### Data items
-- -- --
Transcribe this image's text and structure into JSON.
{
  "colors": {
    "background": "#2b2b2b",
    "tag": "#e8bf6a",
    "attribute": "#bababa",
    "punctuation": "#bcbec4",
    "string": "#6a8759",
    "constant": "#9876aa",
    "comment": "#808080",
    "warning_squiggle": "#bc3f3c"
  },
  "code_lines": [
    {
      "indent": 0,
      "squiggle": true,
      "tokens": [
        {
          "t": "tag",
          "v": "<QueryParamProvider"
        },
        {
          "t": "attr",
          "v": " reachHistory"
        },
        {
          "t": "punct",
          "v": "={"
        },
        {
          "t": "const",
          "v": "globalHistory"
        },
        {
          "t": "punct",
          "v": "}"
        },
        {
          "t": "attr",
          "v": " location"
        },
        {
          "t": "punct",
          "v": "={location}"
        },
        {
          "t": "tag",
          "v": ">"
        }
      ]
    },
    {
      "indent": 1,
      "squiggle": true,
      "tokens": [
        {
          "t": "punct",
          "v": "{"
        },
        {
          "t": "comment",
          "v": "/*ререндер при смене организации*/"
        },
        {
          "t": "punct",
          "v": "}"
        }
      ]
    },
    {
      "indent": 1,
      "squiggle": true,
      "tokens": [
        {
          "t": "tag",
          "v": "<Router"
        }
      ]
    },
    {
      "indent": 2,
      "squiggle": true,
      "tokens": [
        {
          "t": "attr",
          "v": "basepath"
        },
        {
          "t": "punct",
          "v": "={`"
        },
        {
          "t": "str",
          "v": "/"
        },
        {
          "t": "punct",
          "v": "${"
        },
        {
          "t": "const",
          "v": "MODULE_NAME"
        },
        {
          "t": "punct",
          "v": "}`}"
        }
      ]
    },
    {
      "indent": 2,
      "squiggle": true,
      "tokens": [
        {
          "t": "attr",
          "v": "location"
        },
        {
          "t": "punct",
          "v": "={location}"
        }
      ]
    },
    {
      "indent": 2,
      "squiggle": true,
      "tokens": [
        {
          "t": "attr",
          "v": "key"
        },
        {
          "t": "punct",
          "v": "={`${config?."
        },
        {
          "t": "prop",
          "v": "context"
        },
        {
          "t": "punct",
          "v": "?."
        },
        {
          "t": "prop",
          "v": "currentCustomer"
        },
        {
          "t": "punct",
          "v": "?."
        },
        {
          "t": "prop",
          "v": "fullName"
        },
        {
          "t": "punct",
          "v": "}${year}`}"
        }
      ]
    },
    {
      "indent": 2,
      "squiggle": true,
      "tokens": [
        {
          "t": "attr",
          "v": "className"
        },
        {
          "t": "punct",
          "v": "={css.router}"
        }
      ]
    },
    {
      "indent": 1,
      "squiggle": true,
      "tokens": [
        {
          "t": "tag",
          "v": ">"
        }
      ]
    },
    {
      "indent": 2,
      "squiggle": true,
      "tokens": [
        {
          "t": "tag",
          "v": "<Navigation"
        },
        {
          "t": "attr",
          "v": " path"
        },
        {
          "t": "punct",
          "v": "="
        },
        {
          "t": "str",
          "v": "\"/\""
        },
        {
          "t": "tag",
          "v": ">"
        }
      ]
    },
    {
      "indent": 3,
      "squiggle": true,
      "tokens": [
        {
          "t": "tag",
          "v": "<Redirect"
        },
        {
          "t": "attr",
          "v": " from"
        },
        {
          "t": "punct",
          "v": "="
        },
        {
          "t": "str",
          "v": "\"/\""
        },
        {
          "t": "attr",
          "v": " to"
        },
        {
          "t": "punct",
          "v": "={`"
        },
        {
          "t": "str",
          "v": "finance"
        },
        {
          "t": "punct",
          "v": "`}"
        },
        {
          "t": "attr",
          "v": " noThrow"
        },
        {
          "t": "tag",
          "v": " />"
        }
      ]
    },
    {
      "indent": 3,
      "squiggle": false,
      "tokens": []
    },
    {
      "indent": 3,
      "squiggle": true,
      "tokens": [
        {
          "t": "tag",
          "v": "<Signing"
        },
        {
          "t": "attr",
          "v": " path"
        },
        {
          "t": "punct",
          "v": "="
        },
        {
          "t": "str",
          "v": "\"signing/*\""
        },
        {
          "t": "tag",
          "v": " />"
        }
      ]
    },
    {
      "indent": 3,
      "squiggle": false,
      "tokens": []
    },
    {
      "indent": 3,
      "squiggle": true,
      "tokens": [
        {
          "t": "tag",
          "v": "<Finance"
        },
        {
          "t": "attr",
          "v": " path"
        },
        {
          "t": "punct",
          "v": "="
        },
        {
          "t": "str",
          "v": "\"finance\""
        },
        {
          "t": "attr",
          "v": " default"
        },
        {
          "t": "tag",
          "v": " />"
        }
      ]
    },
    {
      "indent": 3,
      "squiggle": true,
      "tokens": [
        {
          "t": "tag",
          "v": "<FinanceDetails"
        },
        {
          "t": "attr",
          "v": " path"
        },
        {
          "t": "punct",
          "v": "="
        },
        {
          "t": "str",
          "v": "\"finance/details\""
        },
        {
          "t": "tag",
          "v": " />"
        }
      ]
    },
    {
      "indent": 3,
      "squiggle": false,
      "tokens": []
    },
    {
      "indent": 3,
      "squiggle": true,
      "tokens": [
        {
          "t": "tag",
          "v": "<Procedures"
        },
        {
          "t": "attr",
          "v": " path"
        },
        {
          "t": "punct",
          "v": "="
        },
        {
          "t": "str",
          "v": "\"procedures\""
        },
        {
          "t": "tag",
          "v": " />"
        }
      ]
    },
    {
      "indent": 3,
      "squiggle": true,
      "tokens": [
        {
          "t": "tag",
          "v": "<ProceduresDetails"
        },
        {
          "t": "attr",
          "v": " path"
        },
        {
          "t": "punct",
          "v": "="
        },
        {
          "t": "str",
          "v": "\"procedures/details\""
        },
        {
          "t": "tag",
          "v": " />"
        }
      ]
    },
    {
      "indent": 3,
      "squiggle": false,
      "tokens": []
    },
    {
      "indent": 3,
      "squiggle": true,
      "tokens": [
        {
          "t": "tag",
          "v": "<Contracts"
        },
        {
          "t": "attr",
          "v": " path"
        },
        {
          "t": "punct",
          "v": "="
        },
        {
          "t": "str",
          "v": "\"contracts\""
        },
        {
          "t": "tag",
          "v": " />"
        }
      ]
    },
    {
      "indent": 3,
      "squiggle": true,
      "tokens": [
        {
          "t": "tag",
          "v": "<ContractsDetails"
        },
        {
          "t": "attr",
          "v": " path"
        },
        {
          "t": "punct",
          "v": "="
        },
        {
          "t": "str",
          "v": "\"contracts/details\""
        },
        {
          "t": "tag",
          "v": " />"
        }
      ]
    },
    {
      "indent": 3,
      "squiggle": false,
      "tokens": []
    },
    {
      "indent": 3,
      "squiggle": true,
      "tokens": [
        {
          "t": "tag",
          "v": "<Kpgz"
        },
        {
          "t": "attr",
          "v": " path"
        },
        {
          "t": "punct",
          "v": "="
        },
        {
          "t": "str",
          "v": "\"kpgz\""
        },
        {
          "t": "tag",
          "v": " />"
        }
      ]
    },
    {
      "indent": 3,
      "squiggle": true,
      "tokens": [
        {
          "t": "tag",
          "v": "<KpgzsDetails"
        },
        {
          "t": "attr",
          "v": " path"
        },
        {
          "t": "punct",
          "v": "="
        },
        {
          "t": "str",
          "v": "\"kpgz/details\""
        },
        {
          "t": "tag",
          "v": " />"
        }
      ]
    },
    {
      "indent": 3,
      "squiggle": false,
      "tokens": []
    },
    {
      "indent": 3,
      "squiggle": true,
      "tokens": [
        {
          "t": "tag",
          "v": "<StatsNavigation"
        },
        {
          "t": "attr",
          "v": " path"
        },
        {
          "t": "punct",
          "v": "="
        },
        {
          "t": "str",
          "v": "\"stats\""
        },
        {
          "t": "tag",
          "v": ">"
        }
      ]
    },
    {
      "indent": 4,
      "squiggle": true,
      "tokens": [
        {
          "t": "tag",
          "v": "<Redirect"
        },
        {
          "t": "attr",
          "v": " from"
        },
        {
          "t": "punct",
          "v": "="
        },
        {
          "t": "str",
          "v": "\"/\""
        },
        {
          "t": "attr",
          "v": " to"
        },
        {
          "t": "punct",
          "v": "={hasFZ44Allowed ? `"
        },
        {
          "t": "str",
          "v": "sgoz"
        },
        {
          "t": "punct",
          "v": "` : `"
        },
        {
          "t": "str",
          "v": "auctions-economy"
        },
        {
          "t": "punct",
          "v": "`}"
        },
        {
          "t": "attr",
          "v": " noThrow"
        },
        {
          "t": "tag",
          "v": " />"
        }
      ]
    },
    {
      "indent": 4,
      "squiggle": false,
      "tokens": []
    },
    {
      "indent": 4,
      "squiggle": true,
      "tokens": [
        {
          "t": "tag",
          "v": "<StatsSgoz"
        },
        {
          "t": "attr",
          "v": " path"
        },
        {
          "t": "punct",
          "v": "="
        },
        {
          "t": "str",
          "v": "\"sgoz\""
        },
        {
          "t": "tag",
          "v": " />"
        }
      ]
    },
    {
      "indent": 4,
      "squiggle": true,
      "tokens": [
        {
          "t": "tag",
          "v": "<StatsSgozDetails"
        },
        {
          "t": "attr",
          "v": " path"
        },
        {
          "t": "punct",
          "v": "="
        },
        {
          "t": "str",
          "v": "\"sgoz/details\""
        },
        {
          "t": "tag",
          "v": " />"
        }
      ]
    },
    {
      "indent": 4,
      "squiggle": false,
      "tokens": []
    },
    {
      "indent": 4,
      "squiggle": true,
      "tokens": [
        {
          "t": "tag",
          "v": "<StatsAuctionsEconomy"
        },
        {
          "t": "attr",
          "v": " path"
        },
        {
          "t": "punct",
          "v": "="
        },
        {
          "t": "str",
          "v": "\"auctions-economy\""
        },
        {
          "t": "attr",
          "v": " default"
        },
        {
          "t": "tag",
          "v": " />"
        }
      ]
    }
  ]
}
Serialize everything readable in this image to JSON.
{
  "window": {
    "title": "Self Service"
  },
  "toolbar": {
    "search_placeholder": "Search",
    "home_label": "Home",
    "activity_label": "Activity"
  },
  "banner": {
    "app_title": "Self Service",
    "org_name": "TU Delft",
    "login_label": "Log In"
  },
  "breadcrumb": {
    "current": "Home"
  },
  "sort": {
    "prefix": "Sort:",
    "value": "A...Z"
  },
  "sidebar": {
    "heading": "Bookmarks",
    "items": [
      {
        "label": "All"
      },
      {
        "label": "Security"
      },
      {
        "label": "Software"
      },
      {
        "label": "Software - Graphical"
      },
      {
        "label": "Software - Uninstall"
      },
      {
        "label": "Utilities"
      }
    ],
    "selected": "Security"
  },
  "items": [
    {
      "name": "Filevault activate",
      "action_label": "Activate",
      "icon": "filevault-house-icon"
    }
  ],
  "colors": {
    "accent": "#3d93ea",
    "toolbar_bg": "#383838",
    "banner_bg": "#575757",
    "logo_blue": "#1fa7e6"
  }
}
-- -- --
### Your task
Starting at the line that contains "Serialize everything readable", output each remaining line of the listing, the last line included, exactly as it appears.

### Right answer
Serialize everything readable in this image to JSON.
{
  "window": {
    "title": "Self Service"
  },
  "toolbar": {
    "search_placeholder": "Search",
    "home_label": "Home",
    "activity_label": "Activity"
  },
  "banner": {
    "app_title": "Self Service",
    "org_name": "TU Delft",
    "login_label": "Log In"
  },
  "breadcrumb": {
    "current": "Home"
  },
  "sort": {
    "prefix": "Sort:",
    "value": "A...Z"
  },
  "sidebar": {
    "heading": "Bookmarks",
    "items": [
      {
        "label": "All"
      },
      {
        "label": "Security"
      },
      {
        "label": "Software"
      },
      {
        "label": "Software - Graphical"
      },
      {
        "label": "Software - Uninstall"
      },
      {
        "label": "Utilities"
      }
    ],
    "selected": "Security"
  },
  "items": [
    {
      "name": "Filevault activate",
      "action_label": "Activate",
      "icon": "filevault-house-icon"
    }
  ],
  "colors": {
    "accent": "#3d93ea",
    "toolbar_bg": "#383838",
    "banner_bg": "#575757",
    "logo_blue": "#1fa7e6"
  }
}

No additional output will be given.